GOAL OF THE EXERCISE: In the Mother's Day post below, condense the paragraph starting "When we came down from the mystical tor" into a short bulleted list of its main facts.

[Start EXCERPTED PASSAGE]

My Mom is the first artist I ever knew, and I had the good fortune to meet her while she was creating me, giving me life. Can you imagine! On this Mothers Day, I am thinking about the woman who gave me life.

Thank you, Mom.

Also, this is her looking impossibly gorgeous in a bikini.


(Sorry not sorry, Mom! Happy Mother’s Day!)

*****
When we were at Stonehenge, and Tintagel, and Orkney, and Skye, my Mom made sketches. They are deft, charming, full of grace, like her:

Neolithic Houses at Stonehenge, by Eloise Bates

Stone Wall at Tintagel, by Eloise Bates






Palm Trees in Skye, by Eloise Bates
Sheep in Orkney, by Eloise Bates



*****
When we came down from the mystical tor at Glastonbury, we had dinner at a little Italian restaurant in the town at the base of the hill. The staff was all Italian, older gentlemen in crisp white shirts. My Mom ordered in Italian, and they all lost their minds. Sei Italiana?! They asked, delighted. “No, no,” she demurred, “ma parlo un po.” What are the odds of a mother and daughter from America on an epic journey through the lands of King Arthur, encountering native Italian speakers at the base of Glastonbury Tor, and having a chat in their mother tongue?

[End EXCERPTED PASSAGE]
[Start DATASET]

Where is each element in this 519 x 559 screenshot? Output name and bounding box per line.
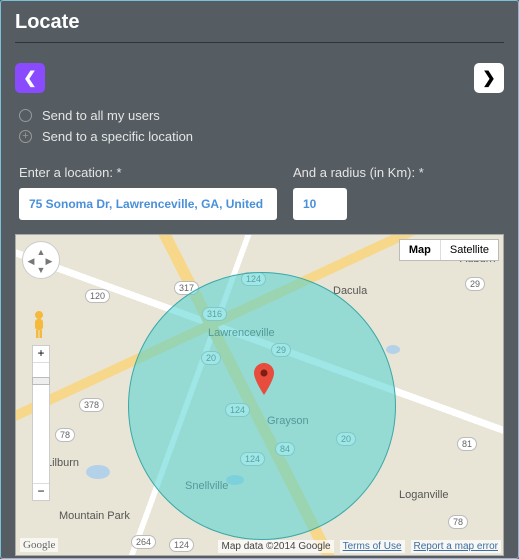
map[interactable]: Lawrenceville Grayson Snellville Dacula … <box>15 234 504 556</box>
route-badge: 81 <box>457 437 477 451</box>
water <box>386 345 400 354</box>
map-type-map[interactable]: Map <box>400 240 440 260</box>
pegman-icon[interactable] <box>30 310 48 345</box>
option-specific-location[interactable]: + Send to a specific location <box>19 126 500 147</box>
route-badge: 78 <box>55 428 75 442</box>
arrow-right-icon: ❯ <box>482 68 495 88</box>
radio-plus-icon: + <box>19 130 32 143</box>
terms-link[interactable]: Terms of Use <box>340 540 405 553</box>
nav-row: ❮ ❯ <box>1 53 518 99</box>
zoom-out-button[interactable]: − <box>33 484 49 500</box>
google-logo: Google <box>20 538 58 552</box>
input-row <box>1 188 518 234</box>
map-type-control: Map Satellite <box>399 239 499 261</box>
label-row: Enter a location: * And a radius (in Km)… <box>1 151 518 188</box>
zoom-control: + − <box>32 345 50 501</box>
route-badge: 378 <box>79 398 104 412</box>
panel-title: Locate <box>15 11 504 34</box>
city-label: Lilburn <box>46 457 79 469</box>
pan-control[interactable]: ▲ ◀▶ ▼ <box>22 241 60 279</box>
map-type-satellite[interactable]: Satellite <box>440 240 498 260</box>
radio-icon <box>19 109 32 122</box>
zoom-in-button[interactable]: + <box>33 346 49 362</box>
location-input[interactable] <box>19 188 277 220</box>
options: Send to all my users + Send to a specifi… <box>1 99 518 151</box>
route-badge: 78 <box>448 515 468 529</box>
option-label: Send to all my users <box>42 108 160 123</box>
route-badge: 29 <box>465 277 485 291</box>
option-all-users[interactable]: Send to all my users <box>19 105 500 126</box>
map-pin-icon[interactable] <box>254 363 274 395</box>
next-button[interactable]: ❯ <box>474 63 504 93</box>
option-label: Send to a specific location <box>42 129 193 144</box>
report-link[interactable]: Report a map error <box>411 540 501 553</box>
zoom-handle[interactable] <box>32 377 50 385</box>
route-badge: 124 <box>169 538 194 552</box>
city-label: Mountain Park <box>59 510 130 522</box>
route-badge: 264 <box>131 535 156 549</box>
city-label: Loganville <box>399 489 449 501</box>
panel-header: Locate <box>1 1 518 53</box>
radius-label: And a radius (in Km): * <box>293 165 424 180</box>
radius-circle <box>128 272 396 540</box>
attribution-text: Map data ©2014 Google <box>218 540 333 553</box>
arrow-left-icon: ❮ <box>23 68 36 88</box>
divider <box>15 42 504 43</box>
location-label: Enter a location: * <box>19 165 277 180</box>
map-attribution: Map data ©2014 Google Terms of Use Repor… <box>218 540 501 553</box>
water <box>86 465 110 479</box>
zoom-slider[interactable] <box>33 362 49 484</box>
back-button[interactable]: ❮ <box>15 63 45 93</box>
route-badge: 120 <box>85 289 110 303</box>
radius-input[interactable] <box>293 188 347 220</box>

[End DATASET]

FINISHED ANSWER:
- After coming down from Glastonbury Tor, mother and daughter had dinner at a small Italian restaurant in the town at the base of the hill.
- The staff were all Italian: older gentlemen in crisp white shirts.
- Mom ordered in Italian, and the delighted staff asked, "Sei Italiana?!"
- She answered, "No, no, ma parlo un po."
- The writer marvels at the odds of an American mother and daughter, traveling through the lands of King Arthur, chatting with native Italian speakers in their mother tongue at the foot of Glastonbury Tor.